-- DOCUMENT SECTION --
┌────────
The Modern Orthodox Vote and the Episcopalian Turn
On October 31, 2016, Rabbi Menachem Genack ventured into “enemy territory.” Careful to speak for no organization or no one but himself, the OU Kosher CEO participated in a pre-election debate in Brooklyn. A well-known supporter and confidant of the Clintons, there was little question in anyone’s mind that Rabbi Genack would make the most of the opportunity to support the Democratic Party’s presidential hopeful. Sure enough, the mild-mannered rabbi offered a smattering of facts and a number of well-reasoned arguments to explain why Orthodox Jews ought to vote for Hillary Clinton. For this, the audience heckled and hollered. Some reportedly walked out in protest.
This is the sort of episode that convinced pundits to fear and prognosticators to predict that Trump was bound to receive the lion’s share of the Orthodox vote. Upon the Trump victory, prominent sociologist Samuel Heilman pointed out the political proclivities of other rabbinic leaders—from Rabbi Shlomo Riskin to Rabbi Avrohom Levin—to demonstrate the politically conservative leanings of America’s Orthodox Jews and to question whether a more open-minded, liberally-driven Modern Orthodoxy has a future in the United States. Elsewhere, the same scholar offered Orthodox-leaning newspapers’ endorsements of Donald Trump as further proof of Orthodox political conservatism.
└────────
-- STATED GOAL --
Change "Brooklyn" to "Queens" in the piece on the Modern Orthodox vote, starting with "The Modern Orthodox" and going on through "out in protest.", and write out that stretch. The data after this comes from a separate, unrelated source.

-- DATA LINES --
┌────────
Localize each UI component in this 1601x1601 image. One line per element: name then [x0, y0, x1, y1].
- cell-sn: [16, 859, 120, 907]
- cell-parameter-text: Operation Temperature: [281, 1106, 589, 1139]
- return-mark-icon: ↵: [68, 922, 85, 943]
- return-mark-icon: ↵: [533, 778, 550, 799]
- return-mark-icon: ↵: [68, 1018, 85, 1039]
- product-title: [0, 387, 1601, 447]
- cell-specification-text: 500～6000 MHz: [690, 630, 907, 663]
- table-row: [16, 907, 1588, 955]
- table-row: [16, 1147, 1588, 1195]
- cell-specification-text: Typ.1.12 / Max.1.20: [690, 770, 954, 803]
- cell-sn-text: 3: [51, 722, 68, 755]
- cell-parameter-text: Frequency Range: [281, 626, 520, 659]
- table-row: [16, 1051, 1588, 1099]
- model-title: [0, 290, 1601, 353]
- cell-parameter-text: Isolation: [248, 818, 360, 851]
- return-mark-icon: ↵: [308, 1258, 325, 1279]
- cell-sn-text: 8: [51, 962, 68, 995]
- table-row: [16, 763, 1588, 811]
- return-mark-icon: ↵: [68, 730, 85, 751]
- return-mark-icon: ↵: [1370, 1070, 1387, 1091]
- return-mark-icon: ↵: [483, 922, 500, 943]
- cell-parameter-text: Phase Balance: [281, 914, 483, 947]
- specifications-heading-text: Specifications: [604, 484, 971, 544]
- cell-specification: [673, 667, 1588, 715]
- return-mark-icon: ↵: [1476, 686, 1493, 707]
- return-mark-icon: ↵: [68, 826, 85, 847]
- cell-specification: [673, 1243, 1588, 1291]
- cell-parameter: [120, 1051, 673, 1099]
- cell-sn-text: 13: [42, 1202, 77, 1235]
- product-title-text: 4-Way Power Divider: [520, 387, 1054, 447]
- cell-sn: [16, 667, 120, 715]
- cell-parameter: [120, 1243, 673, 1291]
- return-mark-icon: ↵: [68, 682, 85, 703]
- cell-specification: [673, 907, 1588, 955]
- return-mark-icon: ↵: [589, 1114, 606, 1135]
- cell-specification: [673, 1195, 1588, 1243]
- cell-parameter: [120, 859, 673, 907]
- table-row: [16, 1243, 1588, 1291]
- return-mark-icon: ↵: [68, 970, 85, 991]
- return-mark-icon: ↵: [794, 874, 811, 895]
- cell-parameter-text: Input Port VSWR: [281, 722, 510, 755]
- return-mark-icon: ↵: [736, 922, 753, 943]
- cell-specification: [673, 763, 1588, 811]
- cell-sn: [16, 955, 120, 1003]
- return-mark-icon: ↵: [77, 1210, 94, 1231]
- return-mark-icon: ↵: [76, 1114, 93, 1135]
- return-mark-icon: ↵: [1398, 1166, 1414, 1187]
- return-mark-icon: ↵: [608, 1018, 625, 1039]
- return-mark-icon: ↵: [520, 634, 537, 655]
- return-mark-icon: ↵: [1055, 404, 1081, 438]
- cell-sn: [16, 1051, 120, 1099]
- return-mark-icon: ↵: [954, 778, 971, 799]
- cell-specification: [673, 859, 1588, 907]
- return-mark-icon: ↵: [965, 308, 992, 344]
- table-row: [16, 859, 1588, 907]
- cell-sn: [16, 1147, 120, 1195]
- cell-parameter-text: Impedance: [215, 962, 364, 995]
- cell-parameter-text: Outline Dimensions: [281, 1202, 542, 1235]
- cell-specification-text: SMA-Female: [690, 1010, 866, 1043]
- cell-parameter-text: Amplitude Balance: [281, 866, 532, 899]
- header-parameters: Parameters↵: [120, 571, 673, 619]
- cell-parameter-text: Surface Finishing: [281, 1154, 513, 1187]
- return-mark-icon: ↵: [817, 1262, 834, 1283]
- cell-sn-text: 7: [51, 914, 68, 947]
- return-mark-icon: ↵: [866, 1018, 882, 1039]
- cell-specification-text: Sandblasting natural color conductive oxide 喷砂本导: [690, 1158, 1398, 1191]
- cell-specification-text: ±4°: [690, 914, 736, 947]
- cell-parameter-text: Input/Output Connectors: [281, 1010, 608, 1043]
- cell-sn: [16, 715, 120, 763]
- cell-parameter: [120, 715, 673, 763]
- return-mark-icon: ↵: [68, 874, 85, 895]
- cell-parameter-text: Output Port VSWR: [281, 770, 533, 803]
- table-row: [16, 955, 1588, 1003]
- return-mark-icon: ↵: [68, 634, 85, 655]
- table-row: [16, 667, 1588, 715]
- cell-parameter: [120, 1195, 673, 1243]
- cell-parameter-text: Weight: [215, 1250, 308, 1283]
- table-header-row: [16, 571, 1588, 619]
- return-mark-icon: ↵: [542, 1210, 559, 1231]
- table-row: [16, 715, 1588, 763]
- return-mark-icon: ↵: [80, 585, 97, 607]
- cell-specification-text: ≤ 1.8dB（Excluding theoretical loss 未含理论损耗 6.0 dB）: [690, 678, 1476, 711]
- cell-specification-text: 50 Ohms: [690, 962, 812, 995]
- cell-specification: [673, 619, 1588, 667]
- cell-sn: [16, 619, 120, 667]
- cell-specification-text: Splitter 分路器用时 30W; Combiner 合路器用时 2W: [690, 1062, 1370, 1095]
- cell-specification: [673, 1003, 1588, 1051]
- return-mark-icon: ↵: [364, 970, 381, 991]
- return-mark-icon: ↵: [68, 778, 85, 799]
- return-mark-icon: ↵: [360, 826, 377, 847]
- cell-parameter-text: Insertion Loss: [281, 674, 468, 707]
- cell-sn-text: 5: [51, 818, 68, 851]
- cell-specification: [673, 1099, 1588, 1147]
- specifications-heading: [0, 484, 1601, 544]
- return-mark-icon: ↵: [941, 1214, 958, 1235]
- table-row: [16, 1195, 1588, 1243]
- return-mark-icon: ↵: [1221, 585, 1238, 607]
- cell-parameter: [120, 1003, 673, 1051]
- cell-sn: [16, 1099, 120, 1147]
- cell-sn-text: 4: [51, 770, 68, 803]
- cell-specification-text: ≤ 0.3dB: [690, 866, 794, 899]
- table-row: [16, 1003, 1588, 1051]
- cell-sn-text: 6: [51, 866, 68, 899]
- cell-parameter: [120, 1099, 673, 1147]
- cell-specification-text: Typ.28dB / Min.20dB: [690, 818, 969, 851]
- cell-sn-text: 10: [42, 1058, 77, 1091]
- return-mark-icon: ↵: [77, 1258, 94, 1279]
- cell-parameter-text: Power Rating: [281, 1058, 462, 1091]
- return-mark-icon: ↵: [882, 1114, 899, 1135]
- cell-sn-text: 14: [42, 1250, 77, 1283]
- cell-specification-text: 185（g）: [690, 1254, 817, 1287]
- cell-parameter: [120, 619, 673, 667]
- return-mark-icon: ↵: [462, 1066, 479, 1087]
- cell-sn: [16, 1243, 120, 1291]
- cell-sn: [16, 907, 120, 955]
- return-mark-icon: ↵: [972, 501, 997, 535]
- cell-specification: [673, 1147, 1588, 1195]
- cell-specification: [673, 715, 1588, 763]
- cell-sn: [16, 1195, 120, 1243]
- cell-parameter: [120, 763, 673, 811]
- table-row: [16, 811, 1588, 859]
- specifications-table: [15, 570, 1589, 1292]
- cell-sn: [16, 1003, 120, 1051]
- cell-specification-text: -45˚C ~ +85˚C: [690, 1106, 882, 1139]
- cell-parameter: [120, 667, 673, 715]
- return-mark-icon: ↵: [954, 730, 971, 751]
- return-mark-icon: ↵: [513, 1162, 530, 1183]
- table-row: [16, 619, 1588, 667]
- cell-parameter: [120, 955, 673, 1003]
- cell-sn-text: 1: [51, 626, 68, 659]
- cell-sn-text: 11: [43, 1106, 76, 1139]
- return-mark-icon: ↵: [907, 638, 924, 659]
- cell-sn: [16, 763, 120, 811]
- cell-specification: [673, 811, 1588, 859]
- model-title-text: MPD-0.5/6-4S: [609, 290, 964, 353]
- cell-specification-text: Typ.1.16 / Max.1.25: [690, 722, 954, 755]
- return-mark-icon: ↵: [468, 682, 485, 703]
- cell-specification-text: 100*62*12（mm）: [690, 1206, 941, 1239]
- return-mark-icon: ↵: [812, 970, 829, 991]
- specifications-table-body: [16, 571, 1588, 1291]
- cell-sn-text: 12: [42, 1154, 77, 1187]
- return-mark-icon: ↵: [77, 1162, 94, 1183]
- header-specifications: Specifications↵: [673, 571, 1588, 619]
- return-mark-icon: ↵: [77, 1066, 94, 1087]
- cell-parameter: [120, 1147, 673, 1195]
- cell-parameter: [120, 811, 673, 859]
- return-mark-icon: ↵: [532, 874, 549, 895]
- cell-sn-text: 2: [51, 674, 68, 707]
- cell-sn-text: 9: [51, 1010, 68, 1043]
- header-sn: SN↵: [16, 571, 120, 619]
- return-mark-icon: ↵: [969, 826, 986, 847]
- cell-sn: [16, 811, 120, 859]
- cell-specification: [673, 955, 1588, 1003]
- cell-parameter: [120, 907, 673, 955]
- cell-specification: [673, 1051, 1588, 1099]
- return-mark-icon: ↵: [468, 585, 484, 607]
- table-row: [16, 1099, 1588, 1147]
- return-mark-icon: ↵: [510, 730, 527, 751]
└────────
-- OUTPUT OF THE TASK --
The Modern Orthodox Vote and the Episcopalian Turn
On October 31, 2016, Rabbi Menachem Genack ventured into “enemy territory.” Careful to speak for no organization or no one but himself, the OU Kosher CEO participated in a pre-election debate in Queens. A well-known supporter and confidant of the Clintons, there was little question in anyone’s mind that Rabbi Genack would make the most of the opportunity to support the Democratic Party’s presidential hopeful. Sure enough, the mild-mannered rabbi offered a smattering of facts and a number of well-reasoned arguments to explain why Orthodox Jews ought to vote for Hillary Clinton. For this, the audience heckled and hollered. Some reportedly walked out in protest.